** START OF INFORMATION PROVIDED **

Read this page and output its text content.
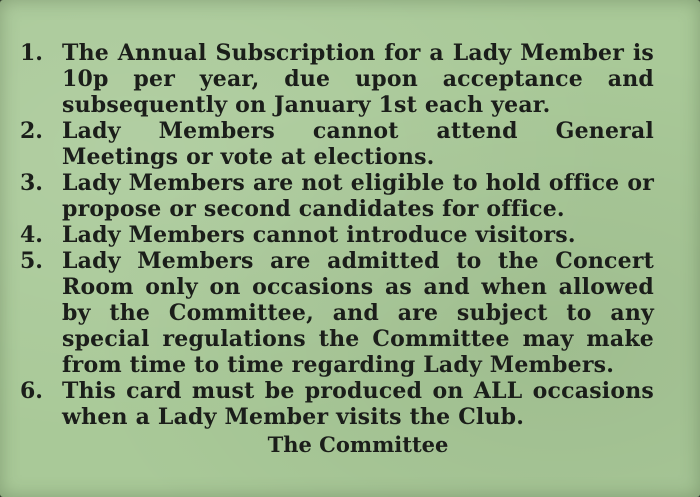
1. The Annual Subscription for a Lady Member is 10p per year, due upon acceptance and subsequently on January 1st each year.
2. Lady Members cannot attend General Meetings or vote at elections.
3. Lady Members are not eligible to hold office or propose or second candidates for office.
4. Lady Members cannot introduce visitors.
5. Lady Members are admitted to the Concert Room only on occasions as and when allowed by the Committee, and are subject to any special regulations the Committee may make from time to time regarding Lady Members.
6. This card must be produced on ALL occasions when a Lady Member visits the Club.
The Committee
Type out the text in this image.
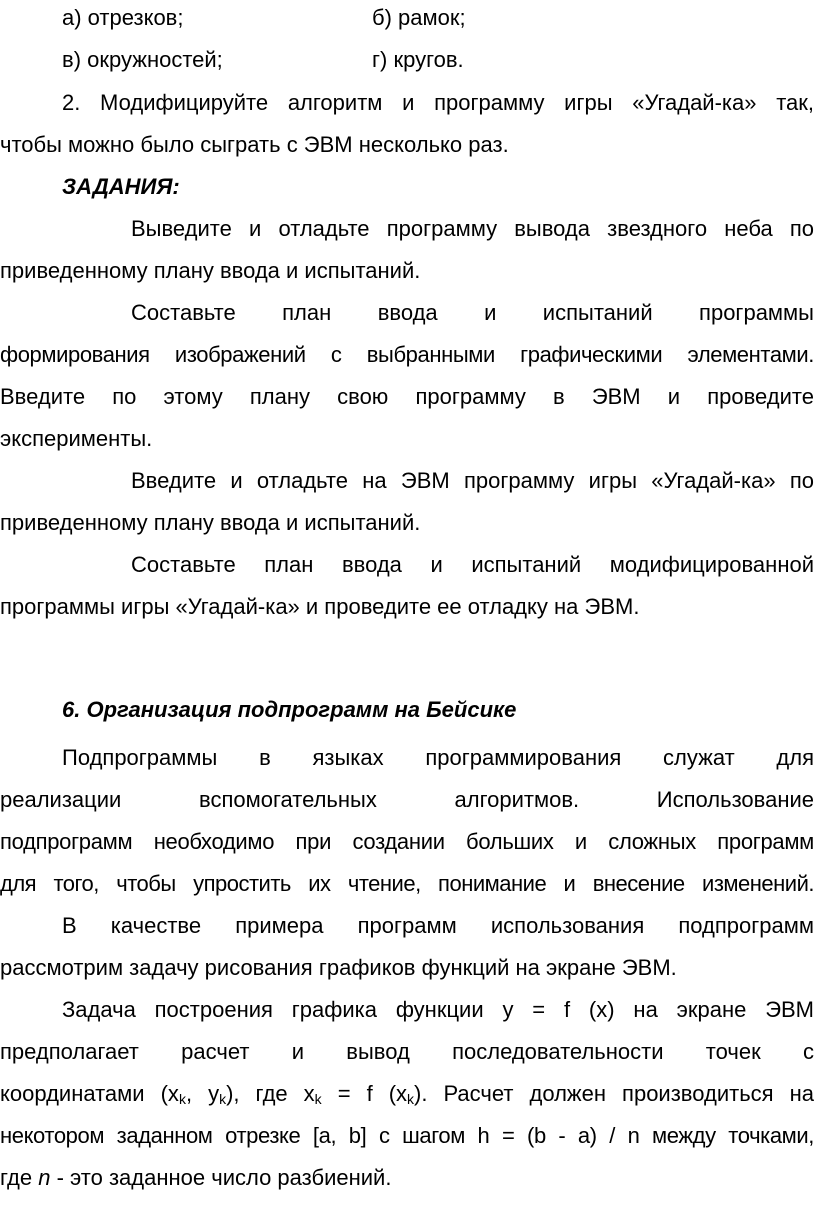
а) отрезков;	б) рамок;
в) окружностей;	г) кругов.
2. Модифицируйте алгоритм и программу игры «Угадай-ка» так,
чтобы можно было сыграть с ЭВМ несколько раз.
ЗАДАНИЯ:
Выведите и отладьте программу вывода звездного неба по
приведенному плану ввода и испытаний.
Составьте план ввода и испытаний программы
формирования изображений с выбранными графическими элементами.
Введите по этому плану свою программу в ЭВМ и проведите
эксперименты.
Введите и отладьте на ЭВМ программу игры «Угадай-ка» по
приведенному плану ввода и испытаний.
Составьте план ввода и испытаний модифицированной
программы игры «Угадай-ка» и проведите ее отладку на ЭВМ.
6. Организация подпрограмм на Бейсике
Подпрограммы в языках программирования служат для
реализации вспомогательных алгоритмов. Использование
подпрограмм необходимо при создании больших и сложных программ
для того, чтобы упростить их чтение, понимание и внесение изменений.
В качестве примера программ использования подпрограмм
рассмотрим задачу рисования графиков функций на экране ЭВМ.
Задача построения графика функции y = f (x) на экране ЭВМ
предполагает расчет и вывод последовательности точек с
координатами ($x_k$, $y_k$), где $x_k = f$ $(x_k)$. Расчет должен производиться на
некотором заданном отрезке [a, b] с шагом h = (b - a) / n между точками,
где n - это заданное число разбиений.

** END OF INFORMATION PROVIDED **

STATED TASK: Without including any picture, repeat the data exactly.

CORRECT RESPONSE:
Read this page and output its text content.
1. The Annual Subscription for a Lady Member is 10p per year, due upon acceptance and subsequently on January 1st each year.
2. Lady Members cannot attend General Meetings or vote at elections.
3. Lady Members are not eligible to hold office or propose or second candidates for office.
4. Lady Members cannot introduce visitors.
5. Lady Members are admitted to the Concert Room only on occasions as and when allowed by the Committee, and are subject to any special regulations the Committee may make from time to time regarding Lady Members.
6. This card must be produced on ALL occasions when a Lady Member visits the Club.
The Committee
Type out the text in this image.
а) отрезков;	б) рамок;
в) окружностей;	г) кругов.
2. Модифицируйте алгоритм и программу игры «Угадай-ка» так,
чтобы можно было сыграть с ЭВМ несколько раз.
ЗАДАНИЯ:
Выведите и отладьте программу вывода звездного неба по
приведенному плану ввода и испытаний.
Составьте план ввода и испытаний программы
формирования изображений с выбранными графическими элементами.
Введите по этому плану свою программу в ЭВМ и проведите
эксперименты.
Введите и отладьте на ЭВМ программу игры «Угадай-ка» по
приведенному плану ввода и испытаний.
Составьте план ввода и испытаний модифицированной
программы игры «Угадай-ка» и проведите ее отладку на ЭВМ.
6. Организация подпрограмм на Бейсике
Подпрограммы в языках программирования служат для
реализации вспомогательных алгоритмов. Использование
подпрограмм необходимо при создании больших и сложных программ
для того, чтобы упростить их чтение, понимание и внесение изменений.
В качестве примера программ использования подпрограмм
рассмотрим задачу рисования графиков функций на экране ЭВМ.
Задача построения графика функции y = f (x) на экране ЭВМ
предполагает расчет и вывод последовательности точек с
координатами ($x_k$, $y_k$), где $x_k = f$ $(x_k)$. Расчет должен производиться на
некотором заданном отрезке [a, b] с шагом h = (b - a) / n между точками,
где n - это заданное число разбиений.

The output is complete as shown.